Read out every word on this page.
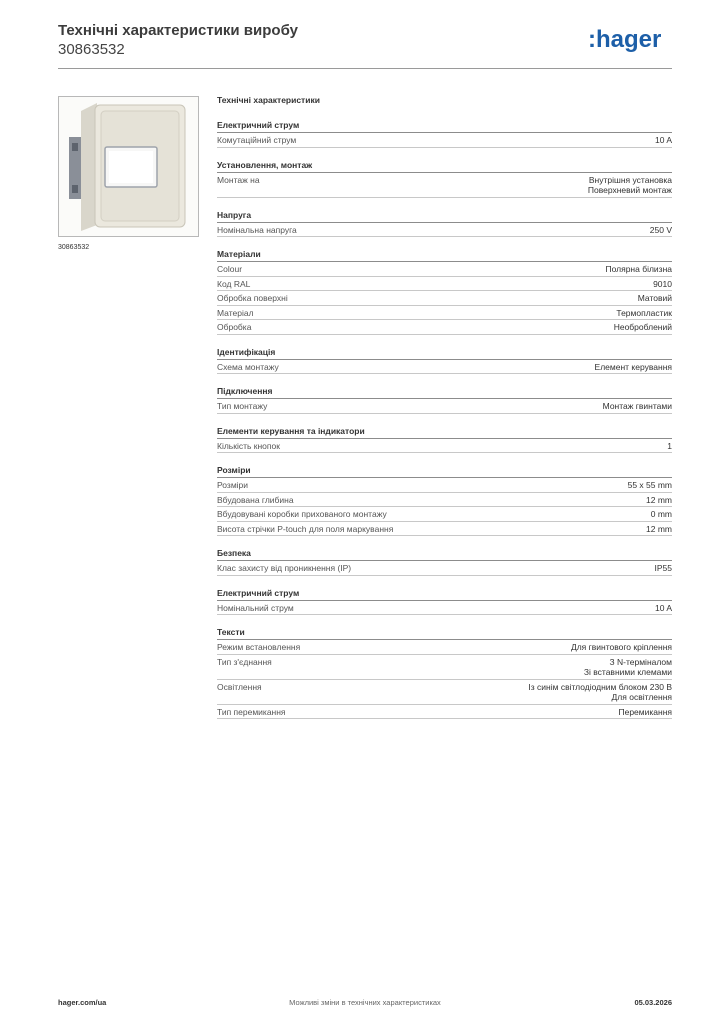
Технічні характеристики виробу
30863532	:hager
30863532
Технічні характеристики
Електричний струм
Комутаційний струм	10 A
Установлення, монтаж
Монтаж на	Внутрішня установка
Поверхневий монтаж
Напруга
Номінальна напруга	250 V
Матеріали
Colour	Полярна білизна
Код RAL	9010
Обробка поверхні	Матовий
Матеріал	Термопластик
Обробка	Необроблений
Ідентифікація
Схема монтажу	Елемент керування
Підключення
Тип монтажу	Монтаж гвинтами
Елементи керування та індикатори
Кількість кнопок	1
Розміри
Розміри	55 x 55 mm
Вбудована глибина	12 mm
Вбудовувані коробки прихованого монтажу	0 mm
Висота стрічки P-touch для поля маркування	12 mm
Безпека
Клас захисту від проникнення (IP)	IP55
Електричний струм
Номінальний струм	10 A
Тексти
Режим встановлення	Для гвинтового кріплення
Тип з'єднання	З N-терміналом
Зі вставними клемами
Освітлення	Із синім світлодіодним блоком 230 В
Для освітлення
Тип перемикання	Перемикання
hager.com/ua	Можливі зміни в технічних характеристиках	05.03.2026
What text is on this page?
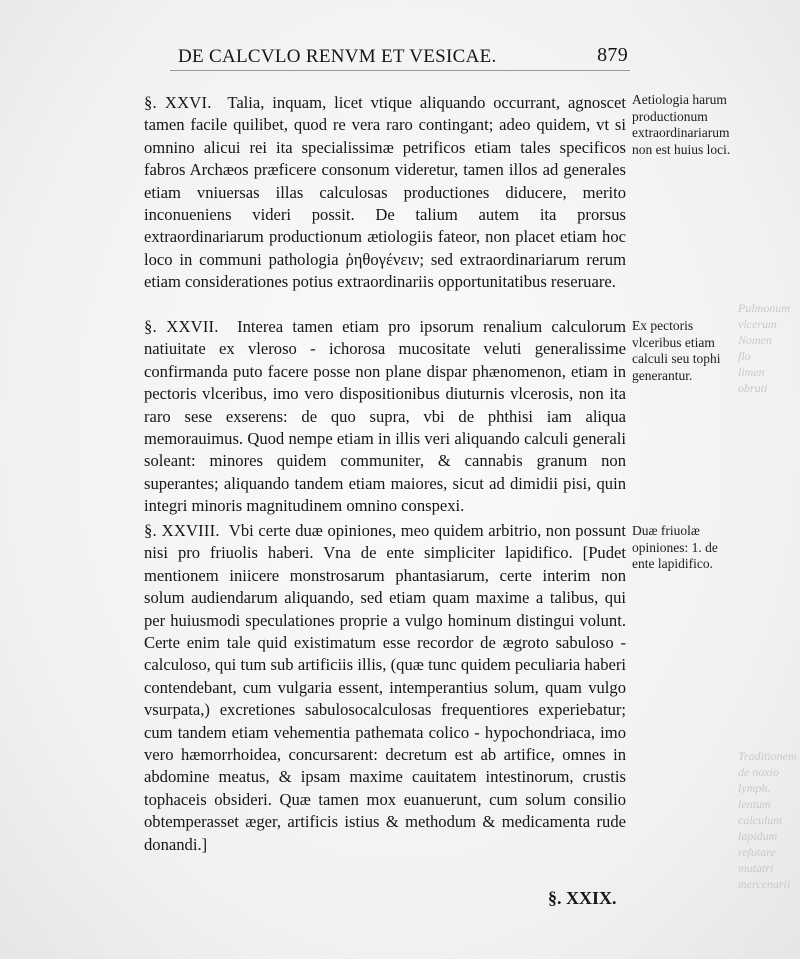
Pulmonum
vlcerum
Nomen
flo
limen
obruti
Traditionem
de noxio
lymph.
lentum
calculum
lapidum
refutare
mutatri
mercenarii
DE CALCVLO RENVM ET VESICAE.	879

§. XXVI. Talia, inquam, licet vtique aliquando occurrant, agnoscet tamen facile quilibet, quod re vera raro contingant; adeo quidem, vt si omnino alicui rei ita specialissimæ petrificos etiam tales specificos fabros Archæos præficere consonum videretur, tamen illos ad generales etiam vniuersas illas calculosas productiones diducere, merito inconueniens videri possit. De talium autem ita prorsus extraordinariarum productionum ætiologiis fateor, non placet etiam hoc loco in communi pathologia ῥηθογένειν; sed extraordinariarum rerum etiam considerationes potius extraordinariis opportunitatibus reseruare.

Aetiologia harum productionum extraordinariarum non est huius loci.

§. XXVII. Interea tamen etiam pro ipsorum renalium calculorum natiuitate ex vleroso - ichorosa mucositate veluti generalissime confirmanda puto facere posse non plane dispar phænomenon, etiam in pectoris vlceribus, imo vero dispositionibus diuturnis vlcerosis, non ita raro sese exserens: de quo supra, vbi de phthisi iam aliqua memorauimus. Quod nempe etiam in illis veri aliquando calculi generali soleant: minores quidem communiter, & cannabis granum non superantes; aliquando tandem etiam maiores, sicut ad dimidii pisi, quin integri minoris magnitudinem omnino conspexi.

Ex pectoris vlceribus etiam calculi seu tophi generantur.

§. XXVIII. Vbi certe duæ opiniones, meo quidem arbitrio, non possunt nisi pro friuolis haberi. Vna de ente simpliciter lapidifico. [Pudet mentionem iniicere monstrosarum phantasiarum, certe interim non solum audiendarum aliquando, sed etiam quam maxime a talibus, qui per huiusmodi speculationes proprie a vulgo hominum distingui volunt. Certe enim tale quid existimatum esse recordor de ægroto sabuloso - calculoso, qui tum sub artificiis illis, (quæ tunc quidem peculiaria haberi contendebant, cum vulgaria essent, intemperantius solum, quam vulgo vsurpata,) excretiones sabulosocalculosas frequentiores experiebatur; cum tandem etiam vehementia pathemata colico - hypochondriaca, imo vero hæmorrhoidea, concursarent: decretum est ab artifice, omnes in abdomine meatus, & ipsam maxime cauitatem intestinorum, crustis tophaceis obsideri. Quæ tamen mox euanuerunt, cum solum consilio obtemperasset æger, artificis istius & methodum & medicamenta rude donandi.]

Duæ friuolæ opiniones: 1. de ente lapidifico.
§. XXIX.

# # # #

Copy each line above that contains the word "hager".

**Complete response**:
30863532	:hager
hager.com/ua	Можливі зміни в технічних характеристиках	05.03.2026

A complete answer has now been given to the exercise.